STATED PROBLEM.
Please answer these questions about the Tcl threaded server bug thread below, one line each:
1. Which version of the thread extension does the poster have?
2. What port number does the socket command in the poster's code use?
3. To whom was the issue reassigned for a test of the Mac changes?

TEXT SHOWN.
I am writing a concurrent Tcl server using threads. I have 
thread enabled Tcl core and thread extension 2.4. I am 
doing:

1. Open a socket and create a thread .

2. transfer socket to the created thread.

3. Send "puts sockid abc; flush sockid" script to the 
created thread. It crashes. 

I do not know why? Could you please look into the 
problem and write me back.

Here is my code

% socket localhost 35000

sock460

% pwd

% load thread.dll

% ::thread::create

1304

% ::thread::transfer 1304 sock460

% ::thread::send  1304  "puts sock460 line; flush 
sock460"

Thanks

yasar
User Comments: andreas_kupries added on 2003-07-19 03:21:46:
Logged In: YES 
user_id=75003

Daniel, did you test the changes ?

hobbs added on 2003-07-19 03:21:10:
Logged In: YES 
user_id=72656

moved to pending since we haven't heard - assuming 
functional on Mac.

andreas_kupries added on 2003-04-23 06:24:32:
Logged In: YES 
user_id=75003

Reassigning to Daniel for test of Mac changes.

andreas_kupries added on 2003-04-23 02:48:43:
Logged In: YES 
user_id=75003

See also [ 718045 ] Closing transferred channel crashes app.

davygrvy added on 2002-11-11 03:42:21:

File Added - 35071: patch.txt

Logged In: YES 
user_id=7549

Andreas:
>The true fix however is to extend the channel driver with an
>init-function which can be used by channels during
>registration in an interp to ensure that their driver is initialized
>in the thread of said interp.

RECORD EXCERPTS.
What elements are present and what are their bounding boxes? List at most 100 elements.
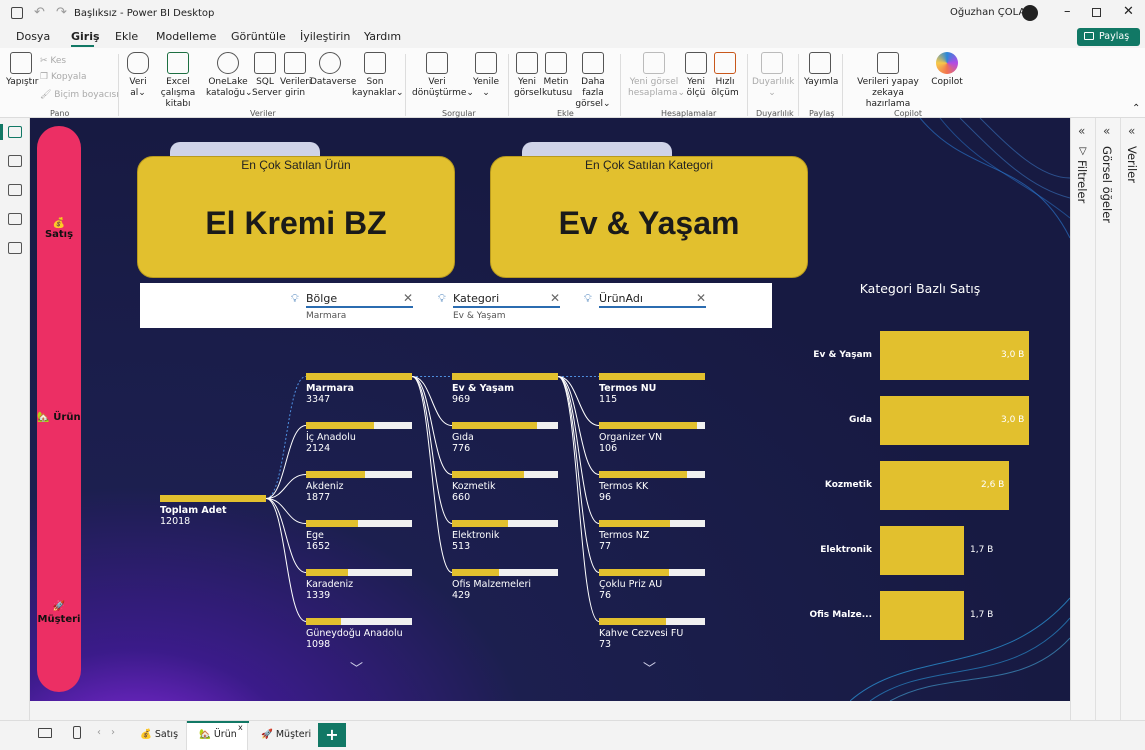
cut-button[interactable]: ✂ Kes xyxy=(40,56,66,67)
page-tab-musteri[interactable]: 🚀 Müşteri xyxy=(261,729,311,740)
expand-panel-icon[interactable]: « xyxy=(1103,124,1110,138)
excel-button[interactable]: Excel çalışma kitabı xyxy=(152,52,204,110)
category-sales-chart[interactable]: Kategori Bazlı Satış Ev & Yaşam 3,0 B Gıda… xyxy=(790,273,1050,693)
new-visual-calc-button[interactable]: Yeni görsel hesaplama⌄ xyxy=(628,52,685,99)
tree-product-node[interactable]: Termos KK 96 xyxy=(599,471,705,503)
menu-goruntule[interactable]: Görüntüle xyxy=(231,30,286,43)
next-page-icon[interactable]: › xyxy=(111,727,115,738)
menu-dosya[interactable]: Dosya xyxy=(16,30,50,43)
tree-root-node[interactable]: Toplam Adet 12018 xyxy=(160,495,266,527)
menu-modelleme[interactable]: Modelleme xyxy=(156,30,216,43)
more-visuals-button[interactable]: Daha fazla görsel⌄ xyxy=(572,52,614,110)
user-name[interactable]: Oğuzhan ÇOLAK xyxy=(950,7,1032,18)
tree-category-node[interactable]: Gıda 776 xyxy=(452,422,558,454)
node-label: Termos NZ xyxy=(599,530,650,541)
group-hesaplamalar: Hesaplamalar xyxy=(661,109,717,118)
publish-button[interactable]: Yayımla xyxy=(804,52,838,88)
new-measure-button[interactable]: Yeni ölçü xyxy=(684,52,708,99)
node-value: 77 xyxy=(599,541,612,552)
copilot-prep-button[interactable]: Verileri yapay zekaya hazırlama xyxy=(846,52,930,110)
tree-category-node[interactable]: Kozmetik 660 xyxy=(452,471,558,503)
refresh-button[interactable]: Yenile ⌄ xyxy=(472,52,500,99)
expand-down-icon[interactable]: ﹀ xyxy=(350,658,363,677)
get-data-label-1: Veri xyxy=(129,77,147,87)
divider xyxy=(842,54,843,116)
redo-icon[interactable]: ↷ xyxy=(56,5,67,20)
add-page-button[interactable]: + xyxy=(318,723,346,747)
expand-panel-icon[interactable]: « xyxy=(1078,124,1085,138)
mobile-layout-icon[interactable] xyxy=(73,726,81,739)
filters-panel[interactable]: « ▽ Filtreler xyxy=(1071,118,1096,720)
copy-icon: ❐ xyxy=(40,72,51,82)
textbox-button[interactable]: Metin kutusu xyxy=(542,52,572,99)
sql-server-button[interactable]: SQL Server xyxy=(252,52,282,99)
menu-giris[interactable]: Giriş xyxy=(71,30,100,43)
copy-button[interactable]: ❐ Kopyala xyxy=(40,72,86,83)
copilot-button[interactable]: Copilot xyxy=(930,52,964,88)
avatar-icon[interactable] xyxy=(1022,5,1038,21)
recent-sources-button[interactable]: Son kaynaklar⌄ xyxy=(352,52,404,99)
chart-bar[interactable] xyxy=(880,526,964,575)
tree-product-node[interactable]: Termos NZ 77 xyxy=(599,520,705,552)
close-tab-icon[interactable]: x xyxy=(238,723,243,732)
close-icon[interactable]: ✕ xyxy=(1123,4,1134,19)
copilot-prep-label-2: hazırlama xyxy=(865,99,911,109)
undo-icon[interactable]: ↶ xyxy=(34,5,45,20)
tree-product-node[interactable]: Termos NU 115 xyxy=(599,373,705,405)
expand-panel-icon[interactable]: « xyxy=(1128,124,1135,138)
page-tab-satis[interactable]: 💰 Satış xyxy=(140,729,178,740)
dax-query-icon[interactable] xyxy=(8,213,22,225)
model-view-icon[interactable] xyxy=(8,184,22,196)
tree-product-node[interactable]: Organizer VN 106 xyxy=(599,422,705,454)
tmdl-view-icon[interactable] xyxy=(8,242,22,254)
chart-bar[interactable] xyxy=(880,591,964,640)
tree-category-node[interactable]: Ev & Yaşam 969 xyxy=(452,373,558,405)
tree-region-node[interactable]: Akdeniz 1877 xyxy=(306,471,412,503)
sensitivity-button[interactable]: Duyarlılık ⌄ xyxy=(752,52,794,99)
prev-page-icon[interactable]: ‹ xyxy=(97,727,101,738)
share-button[interactable]: Paylaş ⌄ xyxy=(1077,28,1140,53)
quick-measure-button[interactable]: Hızlı ölçüm xyxy=(710,52,740,99)
tree-region-node[interactable]: Güneydoğu Anadolu 1098 xyxy=(306,618,412,650)
report-canvas[interactable]: 💰 Satış 🏡 Ürün 🚀 Müşteri En Çok Satılan … xyxy=(30,118,1070,701)
tree-product-node[interactable]: Çoklu Priz AU 76 xyxy=(599,569,705,601)
page-tab-urun[interactable]: 🏡 Ürün xyxy=(199,729,237,740)
get-data-button[interactable]: Veri al⌄ xyxy=(124,52,152,99)
divider xyxy=(118,54,119,116)
new-visual-button[interactable]: Yeni görsel xyxy=(514,52,542,99)
save-icon[interactable] xyxy=(11,7,23,19)
more-visuals-label-1: Daha fazla xyxy=(581,77,605,98)
maximize-icon[interactable] xyxy=(1092,8,1101,17)
menu-yardim[interactable]: Yardım xyxy=(364,30,401,43)
node-bar-fill xyxy=(306,373,412,380)
tree-region-node[interactable]: Ege 1652 xyxy=(306,520,412,552)
onelake-label-2: kataloğu xyxy=(206,88,246,98)
menu-iyilestirin[interactable]: İyileştirin xyxy=(300,30,350,43)
tree-region-node[interactable]: Marmara 3347 xyxy=(306,373,412,405)
transform-data-button[interactable]: Veri dönüştürme⌄ xyxy=(412,52,474,99)
collapse-ribbon-icon[interactable]: ⌃ xyxy=(1132,103,1140,114)
node-label: Elektronik xyxy=(452,530,500,541)
visuals-panel[interactable]: « Görsel öğeler xyxy=(1096,118,1121,720)
data-panel[interactable]: « Veriler xyxy=(1121,118,1145,720)
report-view-icon[interactable] xyxy=(8,126,22,138)
format-painter-button[interactable]: 🖌 Biçim boyacısı xyxy=(40,90,119,101)
table-view-icon[interactable] xyxy=(8,155,22,167)
group-sorgular: Sorgular xyxy=(442,109,476,118)
new-visual-label-1: Yeni xyxy=(517,77,537,87)
group-veriler: Veriler xyxy=(250,109,276,118)
tree-category-node[interactable]: Elektronik 513 xyxy=(452,520,558,552)
tree-product-node[interactable]: Kahve Cezvesi FU 73 xyxy=(599,618,705,650)
enter-data-button[interactable]: Verileri girin xyxy=(280,52,311,99)
menu-ekle[interactable]: Ekle xyxy=(115,30,138,43)
tree-region-node[interactable]: Karadeniz 1339 xyxy=(306,569,412,601)
tree-category-node[interactable]: Ofis Malzemeleri 429 xyxy=(452,569,558,601)
dataverse-button[interactable]: Dataverse xyxy=(310,52,356,88)
node-value: 660 xyxy=(452,492,471,503)
desktop-layout-icon[interactable] xyxy=(38,728,52,738)
expand-down-icon[interactable]: ﹀ xyxy=(643,658,656,677)
tree-region-node[interactable]: İç Anadolu 2124 xyxy=(306,422,412,454)
paste-button[interactable]: Yapıştır xyxy=(6,52,38,88)
onelake-button[interactable]: OneLake kataloğu⌄ xyxy=(206,52,253,99)
minimize-icon[interactable]: – xyxy=(1064,4,1071,19)
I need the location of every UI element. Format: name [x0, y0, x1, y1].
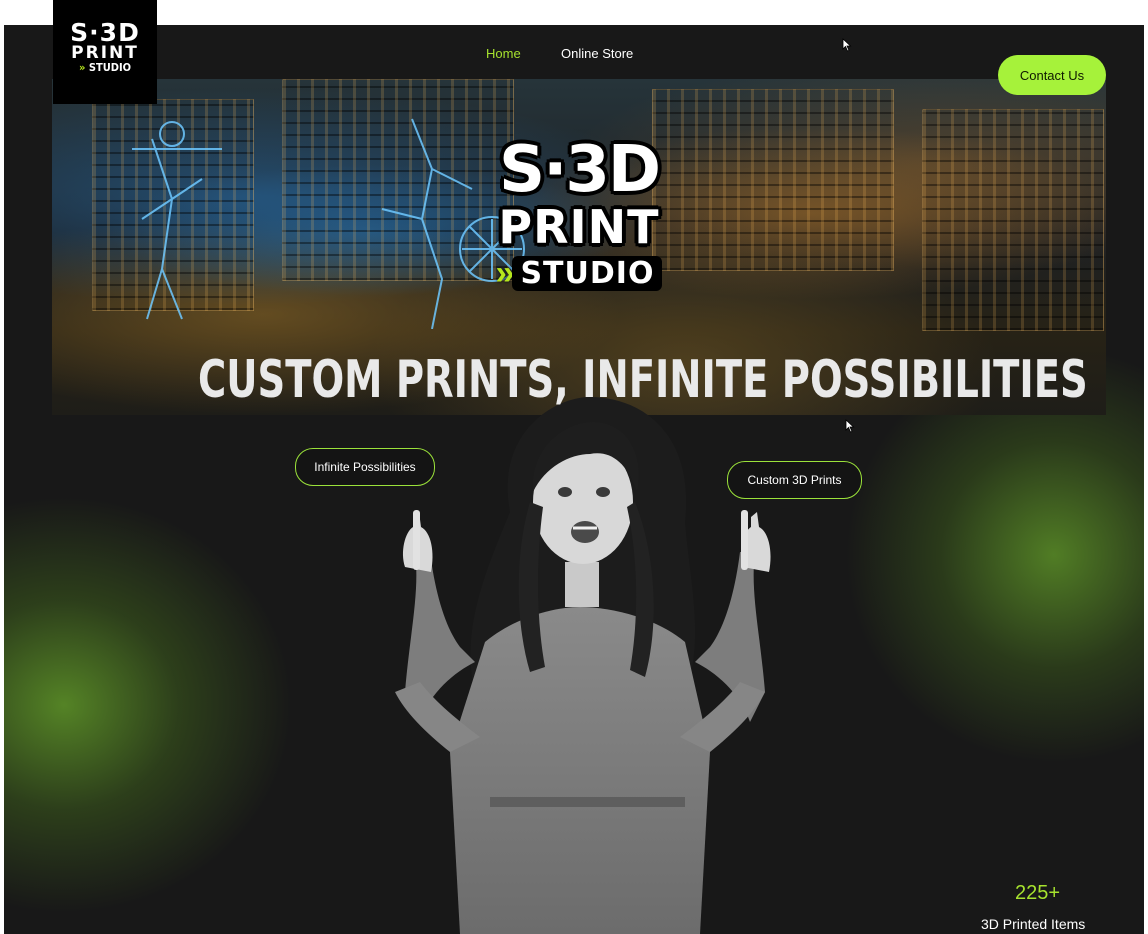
light-sculptures [132, 118, 525, 329]
green-glow-left [4, 495, 294, 915]
cursor-icon [842, 38, 852, 52]
hero-logo-line3-row: » STUDIO [488, 254, 670, 293]
logo-line1: S·3D [70, 18, 140, 47]
logo-line2: PRINT [71, 43, 139, 63]
logo-line3: STUDIO [88, 61, 132, 74]
nav-home[interactable]: Home [486, 46, 521, 61]
stat-label: 3D Printed Items [981, 916, 1086, 932]
site-logo[interactable]: S·3D PRINT » STUDIO [53, 0, 157, 104]
custom-3d-prints-button[interactable]: Custom 3D Prints [727, 461, 862, 499]
cursor-icon [845, 419, 855, 433]
building [652, 89, 894, 271]
contact-us-button[interactable]: Contact Us [998, 55, 1106, 95]
hero-logo-line1: S·3D [498, 133, 661, 207]
logo-line3-row: » STUDIO [53, 61, 157, 75]
chevron-icon: » [495, 254, 515, 292]
nav-online-store[interactable]: Online Store [561, 46, 633, 61]
chevron-icon: » [78, 61, 86, 74]
infinite-possibilities-button[interactable]: Infinite Possibilities [295, 448, 435, 486]
hero-headline: CUSTOM PRINTS, INFINITE POSSIBILITIES [198, 350, 1088, 410]
hero-logo-line2: PRINT [498, 200, 660, 254]
stat-value: 225+ [1015, 882, 1061, 904]
building [922, 109, 1104, 331]
hero-logo-line3: STUDIO [512, 256, 663, 291]
hero-logo: S·3D PRINT » STUDIO [488, 138, 670, 314]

RESPONSE TO THE TASK.
1. 2.4
2. 35000
3. Daniel